══ Document
Posted on 6:58 AM by Unknown

Extroversionhas become the norm of success. Within the Indian context, there was a time, fifty years back when a person’s inward character was more important than how he or she performed outwardly. With the technological renaissance and the growth of new educational institutions and their revised curriculums, the culture started favouring the outgoing ones. Speaking out became the norm and silent contemplation was looked down up on as a debilitating practice, in need of some severe personality training.

Corollary to this cultural move was the rise of personality trainers in India. The boom in B-Schools in India and their promotion of the exuberant selves are examples that can prove my point. Even English language training institutes focus on the sociable side of individuals and those who cannot bring themselves up to the interactive standards are considered failures. In fact, the sheer number of such institutes nicknamed “Spoken English coaching centers” in each area, from villages to cities in India, is a proof that a culture has slowly waking up to the spell of Personality.         

In Quiet: The Power of Introverts in a World That Can’t Stop Talking author Susan Cain argues that introversion is not a bad habit, but it’s a personality type, much like what Carl Gustav Jung had postulated in the early twentieth century. Susan Cain provides the clear image of how in the US, during the early twentieth century, the ‘Culture of Character’, which was the norm up to that period, changes to the ‘Culture of Personality’. This was a result of the financial boom and the rise of the cities.
════
Work to complete –
1. List every phrase that the passage on extroversion and introversion sets within quotation marks.
2. Pick up the passage on extroversion and introversion after its final sentence and continue it.
The lines that follow were taken from a separate source.
══ Information provided
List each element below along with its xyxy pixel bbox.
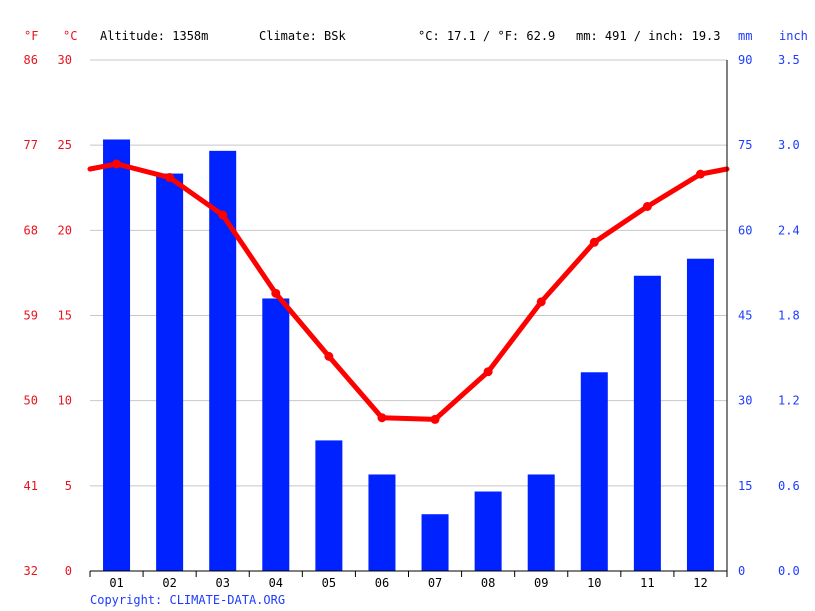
════
Answers below –
1.
"Spoken English coaching centers"
'Culture of Character'
'Culture of Personality'

2.
Image Courtesy: Google

In order to satiate the desire to live and survive the dream of success, showman persona was the best clothing people prefer to put on. Ever since the boom in the industry and the growth of the cities, the salesman has become a reference point for agreeable personality types.

I remember one of my old friends was so fascinated by seeing a few salesmen working in an exhibition in the city that he even fought with the two of us, who accompanied him. The two of us never gave a shot to impress the attention of the salesmen, however, our friend was playing the chimp of the zoo in front of them. The two of us were so absorbed in the exhibition that we both walked off, without shaking our heads at the salesmen or returning those warm smiles they radiated. The truth was that the two of us were uncomfortable at the thought of greeting a stranger, in other words, introverts.

Susan Cain even brings up a case against religion, in Quiet. She points out the necessity to communicate and participate in group related activities, in many evangelical groups. These activities undermine introverts. She describes it with reference to the personal experiences of a pastor named in the book as Pastor McHugh. According to Ms. Cain, “Many evangelicals come to associate godliness with sociability.” (70) Pastor McHugh had taken the Myers-Briggs personality test and realized that he is an introvert. Being an introvert in a celebrated world of extroverts and “gregarious” leaders is indeed a hard factor for him, we learn.
Image Courtesy: Google

This is where extroversion becomes pathological.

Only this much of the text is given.